◆ Task goal ◆
Gather all lines from the material that contain the word "Kwai".

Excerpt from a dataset
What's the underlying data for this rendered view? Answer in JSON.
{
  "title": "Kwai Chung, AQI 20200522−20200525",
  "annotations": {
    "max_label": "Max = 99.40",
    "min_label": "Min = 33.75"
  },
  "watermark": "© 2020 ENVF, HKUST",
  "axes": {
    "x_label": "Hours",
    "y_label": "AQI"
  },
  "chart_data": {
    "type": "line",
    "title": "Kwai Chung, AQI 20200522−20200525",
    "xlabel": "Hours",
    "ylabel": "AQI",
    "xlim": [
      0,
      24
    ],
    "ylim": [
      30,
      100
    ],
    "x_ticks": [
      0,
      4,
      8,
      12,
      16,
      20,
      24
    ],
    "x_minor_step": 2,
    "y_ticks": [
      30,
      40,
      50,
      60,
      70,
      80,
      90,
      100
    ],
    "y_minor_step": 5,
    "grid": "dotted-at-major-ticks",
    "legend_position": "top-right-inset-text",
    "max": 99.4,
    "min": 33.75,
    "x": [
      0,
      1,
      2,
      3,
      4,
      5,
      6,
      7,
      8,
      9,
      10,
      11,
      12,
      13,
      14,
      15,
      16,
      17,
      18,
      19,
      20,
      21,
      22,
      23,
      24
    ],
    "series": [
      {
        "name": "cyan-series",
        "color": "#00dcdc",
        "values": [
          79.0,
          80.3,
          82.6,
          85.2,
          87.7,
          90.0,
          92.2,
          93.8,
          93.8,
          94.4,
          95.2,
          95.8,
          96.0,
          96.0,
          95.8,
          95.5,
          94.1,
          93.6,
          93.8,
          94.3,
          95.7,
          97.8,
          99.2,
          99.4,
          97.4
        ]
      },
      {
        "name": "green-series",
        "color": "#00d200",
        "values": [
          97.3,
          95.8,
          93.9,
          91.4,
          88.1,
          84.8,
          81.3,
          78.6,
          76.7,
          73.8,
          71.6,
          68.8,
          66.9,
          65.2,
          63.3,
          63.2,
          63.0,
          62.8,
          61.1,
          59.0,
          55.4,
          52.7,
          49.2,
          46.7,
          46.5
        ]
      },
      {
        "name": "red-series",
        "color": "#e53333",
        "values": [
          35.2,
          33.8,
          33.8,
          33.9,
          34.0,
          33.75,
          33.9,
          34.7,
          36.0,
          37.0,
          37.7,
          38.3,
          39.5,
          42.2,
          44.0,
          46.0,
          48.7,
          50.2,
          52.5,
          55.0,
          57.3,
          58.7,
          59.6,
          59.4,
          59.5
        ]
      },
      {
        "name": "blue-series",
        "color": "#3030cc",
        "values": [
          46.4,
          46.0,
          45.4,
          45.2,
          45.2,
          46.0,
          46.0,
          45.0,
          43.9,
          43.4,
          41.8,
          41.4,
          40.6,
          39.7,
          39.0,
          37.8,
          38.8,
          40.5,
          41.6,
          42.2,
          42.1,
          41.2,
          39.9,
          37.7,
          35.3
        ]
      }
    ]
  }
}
==
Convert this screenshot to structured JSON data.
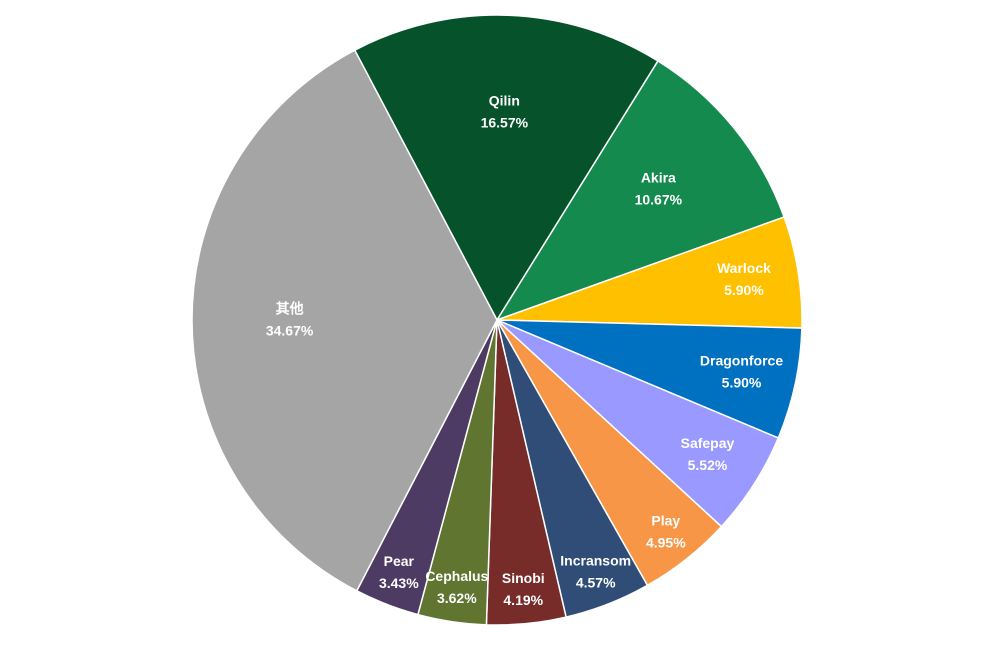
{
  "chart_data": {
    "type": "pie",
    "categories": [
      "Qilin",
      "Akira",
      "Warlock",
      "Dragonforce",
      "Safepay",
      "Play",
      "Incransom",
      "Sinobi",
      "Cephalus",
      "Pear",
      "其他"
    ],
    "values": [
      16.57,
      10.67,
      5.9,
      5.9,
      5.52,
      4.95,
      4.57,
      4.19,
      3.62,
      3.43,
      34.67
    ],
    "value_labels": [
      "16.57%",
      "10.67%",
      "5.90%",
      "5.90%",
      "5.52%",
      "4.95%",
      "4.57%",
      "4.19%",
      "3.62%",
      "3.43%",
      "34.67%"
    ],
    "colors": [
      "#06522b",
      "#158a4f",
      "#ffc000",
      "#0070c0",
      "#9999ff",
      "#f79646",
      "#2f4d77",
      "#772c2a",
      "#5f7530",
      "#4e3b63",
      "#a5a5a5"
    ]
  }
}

◆ Final result ◆
  "title": "Kwai Chung, AQI 20200522−20200525",
    "title": "Kwai Chung, AQI 20200522−20200525",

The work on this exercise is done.